What is expected
Output all lines exactly.

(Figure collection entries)
▽

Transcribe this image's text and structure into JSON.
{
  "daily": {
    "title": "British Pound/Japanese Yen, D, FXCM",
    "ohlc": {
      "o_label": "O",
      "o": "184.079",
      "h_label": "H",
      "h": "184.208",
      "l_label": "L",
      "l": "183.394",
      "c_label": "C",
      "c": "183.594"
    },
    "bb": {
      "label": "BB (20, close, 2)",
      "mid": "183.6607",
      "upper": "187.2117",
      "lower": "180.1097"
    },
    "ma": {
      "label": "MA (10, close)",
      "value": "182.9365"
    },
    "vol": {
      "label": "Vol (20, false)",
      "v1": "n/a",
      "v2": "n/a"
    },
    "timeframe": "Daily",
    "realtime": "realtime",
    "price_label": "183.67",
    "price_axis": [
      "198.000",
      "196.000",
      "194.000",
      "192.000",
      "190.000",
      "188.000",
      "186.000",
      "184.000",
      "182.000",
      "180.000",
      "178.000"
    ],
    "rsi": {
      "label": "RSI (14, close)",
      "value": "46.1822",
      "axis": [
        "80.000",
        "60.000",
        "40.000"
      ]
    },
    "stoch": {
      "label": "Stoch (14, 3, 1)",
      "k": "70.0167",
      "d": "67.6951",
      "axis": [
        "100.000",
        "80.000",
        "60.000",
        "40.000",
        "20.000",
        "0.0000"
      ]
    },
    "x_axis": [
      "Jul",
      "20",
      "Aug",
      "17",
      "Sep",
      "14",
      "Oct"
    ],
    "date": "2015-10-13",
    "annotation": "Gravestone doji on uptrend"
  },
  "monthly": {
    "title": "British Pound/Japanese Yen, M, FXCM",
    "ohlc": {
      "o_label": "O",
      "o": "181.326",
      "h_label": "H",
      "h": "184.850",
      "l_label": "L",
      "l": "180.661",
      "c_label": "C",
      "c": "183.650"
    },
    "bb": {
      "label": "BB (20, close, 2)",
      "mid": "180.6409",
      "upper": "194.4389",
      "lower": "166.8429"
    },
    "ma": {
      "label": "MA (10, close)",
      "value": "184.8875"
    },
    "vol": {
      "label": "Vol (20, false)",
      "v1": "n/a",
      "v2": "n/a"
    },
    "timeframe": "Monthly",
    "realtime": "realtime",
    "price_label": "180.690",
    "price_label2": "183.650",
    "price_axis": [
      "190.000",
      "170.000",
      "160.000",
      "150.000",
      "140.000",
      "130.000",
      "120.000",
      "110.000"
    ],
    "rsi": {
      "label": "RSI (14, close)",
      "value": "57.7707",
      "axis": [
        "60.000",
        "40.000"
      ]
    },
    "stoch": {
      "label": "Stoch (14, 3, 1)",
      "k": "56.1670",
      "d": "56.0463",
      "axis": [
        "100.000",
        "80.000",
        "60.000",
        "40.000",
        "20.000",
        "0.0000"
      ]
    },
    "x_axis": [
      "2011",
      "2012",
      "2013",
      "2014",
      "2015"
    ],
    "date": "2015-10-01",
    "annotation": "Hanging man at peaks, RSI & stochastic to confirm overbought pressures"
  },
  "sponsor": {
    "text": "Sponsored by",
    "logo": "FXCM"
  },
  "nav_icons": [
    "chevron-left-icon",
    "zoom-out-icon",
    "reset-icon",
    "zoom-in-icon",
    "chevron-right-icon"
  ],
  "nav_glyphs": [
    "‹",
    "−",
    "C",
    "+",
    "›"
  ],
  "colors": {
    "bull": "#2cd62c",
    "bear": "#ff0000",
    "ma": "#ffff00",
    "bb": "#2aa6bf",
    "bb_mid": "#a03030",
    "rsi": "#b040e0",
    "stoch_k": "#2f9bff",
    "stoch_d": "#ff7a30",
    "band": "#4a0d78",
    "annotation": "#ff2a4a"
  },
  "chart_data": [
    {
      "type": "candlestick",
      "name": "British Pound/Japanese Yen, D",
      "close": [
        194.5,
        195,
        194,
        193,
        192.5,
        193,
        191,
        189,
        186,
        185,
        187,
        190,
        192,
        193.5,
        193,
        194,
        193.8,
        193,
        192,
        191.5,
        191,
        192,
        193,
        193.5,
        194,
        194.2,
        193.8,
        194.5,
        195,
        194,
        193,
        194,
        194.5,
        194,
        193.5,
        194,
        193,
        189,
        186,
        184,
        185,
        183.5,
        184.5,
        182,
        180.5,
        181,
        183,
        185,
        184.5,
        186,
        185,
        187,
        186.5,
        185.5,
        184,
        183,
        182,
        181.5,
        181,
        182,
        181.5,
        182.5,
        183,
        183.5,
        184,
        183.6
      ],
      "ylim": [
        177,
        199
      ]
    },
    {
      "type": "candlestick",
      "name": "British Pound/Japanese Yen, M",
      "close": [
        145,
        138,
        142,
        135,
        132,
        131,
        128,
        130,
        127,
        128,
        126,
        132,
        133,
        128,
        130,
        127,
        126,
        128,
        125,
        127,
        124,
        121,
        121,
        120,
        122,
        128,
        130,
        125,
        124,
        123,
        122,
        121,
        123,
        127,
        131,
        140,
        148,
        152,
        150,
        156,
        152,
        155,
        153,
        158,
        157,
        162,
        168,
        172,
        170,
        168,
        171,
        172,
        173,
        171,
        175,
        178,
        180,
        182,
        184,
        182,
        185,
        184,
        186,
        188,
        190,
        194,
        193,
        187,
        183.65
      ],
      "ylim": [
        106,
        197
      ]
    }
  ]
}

△

Worked solution
Transcribe this image's text and structure into JSON.
{
  "daily": {
    "title": "British Pound/Japanese Yen, D, FXCM",
    "ohlc": {
      "o_label": "O",
      "o": "184.079",
      "h_label": "H",
      "h": "184.208",
      "l_label": "L",
      "l": "183.394",
      "c_label": "C",
      "c": "183.594"
    },
    "bb": {
      "label": "BB (20, close, 2)",
      "mid": "183.6607",
      "upper": "187.2117",
      "lower": "180.1097"
    },
    "ma": {
      "label": "MA (10, close)",
      "value": "182.9365"
    },
    "vol": {
      "label": "Vol (20, false)",
      "v1": "n/a",
      "v2": "n/a"
    },
    "timeframe": "Daily",
    "realtime": "realtime",
    "price_label": "183.67",
    "price_axis": [
      "198.000",
      "196.000",
      "194.000",
      "192.000",
      "190.000",
      "188.000",
      "186.000",
      "184.000",
      "182.000",
      "180.000",
      "178.000"
    ],
    "rsi": {
      "label": "RSI (14, close)",
      "value": "46.1822",
      "axis": [
        "80.000",
        "60.000",
        "40.000"
      ]
    },
    "stoch": {
      "label": "Stoch (14, 3, 1)",
      "k": "70.0167",
      "d": "67.6951",
      "axis": [
        "100.000",
        "80.000",
        "60.000",
        "40.000",
        "20.000",
        "0.0000"
      ]
    },
    "x_axis": [
      "Jul",
      "20",
      "Aug",
      "17",
      "Sep",
      "14",
      "Oct"
    ],
    "date": "2015-10-13",
    "annotation": "Gravestone doji on uptrend"
  },
  "monthly": {
    "title": "British Pound/Japanese Yen, M, FXCM",
    "ohlc": {
      "o_label": "O",
      "o": "181.326",
      "h_label": "H",
      "h": "184.850",
      "l_label": "L",
      "l": "180.661",
      "c_label": "C",
      "c": "183.650"
    },
    "bb": {
      "label": "BB (20, close, 2)",
      "mid": "180.6409",
      "upper": "194.4389",
      "lower": "166.8429"
    },
    "ma": {
      "label": "MA (10, close)",
      "value": "184.8875"
    },
    "vol": {
      "label": "Vol (20, false)",
      "v1": "n/a",
      "v2": "n/a"
    },
    "timeframe": "Monthly",
    "realtime": "realtime",
    "price_label": "180.690",
    "price_label2": "183.650",
    "price_axis": [
      "190.000",
      "170.000",
      "160.000",
      "150.000",
      "140.000",
      "130.000",
      "120.000",
      "110.000"
    ],
    "rsi": {
      "label": "RSI (14, close)",
      "value": "57.7707",
      "axis": [
        "60.000",
        "40.000"
      ]
    },
    "stoch": {
      "label": "Stoch (14, 3, 1)",
      "k": "56.1670",
      "d": "56.0463",
      "axis": [
        "100.000",
        "80.000",
        "60.000",
        "40.000",
        "20.000",
        "0.0000"
      ]
    },
    "x_axis": [
      "2011",
      "2012",
      "2013",
      "2014",
      "2015"
    ],
    "date": "2015-10-01",
    "annotation": "Hanging man at peaks, RSI & stochastic to confirm overbought pressures"
  },
  "sponsor": {
    "text": "Sponsored by",
    "logo": "FXCM"
  },
  "nav_icons": [
    "chevron-left-icon",
    "zoom-out-icon",
    "reset-icon",
    "zoom-in-icon",
    "chevron-right-icon"
  ],
  "nav_glyphs": [
    "‹",
    "−",
    "C",
    "+",
    "›"
  ],
  "colors": {
    "bull": "#2cd62c",
    "bear": "#ff0000",
    "ma": "#ffff00",
    "bb": "#2aa6bf",
    "bb_mid": "#a03030",
    "rsi": "#b040e0",
    "stoch_k": "#2f9bff",
    "stoch_d": "#ff7a30",
    "band": "#4a0d78",
    "annotation": "#ff2a4a"
  },
  "chart_data": [
    {
      "type": "candlestick",
      "name": "British Pound/Japanese Yen, D",
      "close": [
        194.5,
        195,
        194,
        193,
        192.5,
        193,
        191,
        189,
        186,
        185,
        187,
        190,
        192,
        193.5,
        193,
        194,
        193.8,
        193,
        192,
        191.5,
        191,
        192,
        193,
        193.5,
        194,
        194.2,
        193.8,
        194.5,
        195,
        194,
        193,
        194,
        194.5,
        194,
        193.5,
        194,
        193,
        189,
        186,
        184,
        185,
        183.5,
        184.5,
        182,
        180.5,
        181,
        183,
        185,
        184.5,
        186,
        185,
        187,
        186.5,
        185.5,
        184,
        183,
        182,
        181.5,
        181,
        182,
        181.5,
        182.5,
        183,
        183.5,
        184,
        183.6
      ],
      "ylim": [
        177,
        199
      ]
    },
    {
      "type": "candlestick",
      "name": "British Pound/Japanese Yen, M",
      "close": [
        145,
        138,
        142,
        135,
        132,
        131,
        128,
        130,
        127,
        128,
        126,
        132,
        133,
        128,
        130,
        127,
        126,
        128,
        125,
        127,
        124,
        121,
        121,
        120,
        122,
        128,
        130,
        125,
        124,
        123,
        122,
        121,
        123,
        127,
        131,
        140,
        148,
        152,
        150,
        156,
        152,
        155,
        153,
        158,
        157,
        162,
        168,
        172,
        170,
        168,
        171,
        172,
        173,
        171,
        175,
        178,
        180,
        182,
        184,
        182,
        185,
        184,
        186,
        188,
        190,
        194,
        193,
        187,
        183.65
      ],
      "ylim": [
        106,
        197
      ]
    }
  ]
}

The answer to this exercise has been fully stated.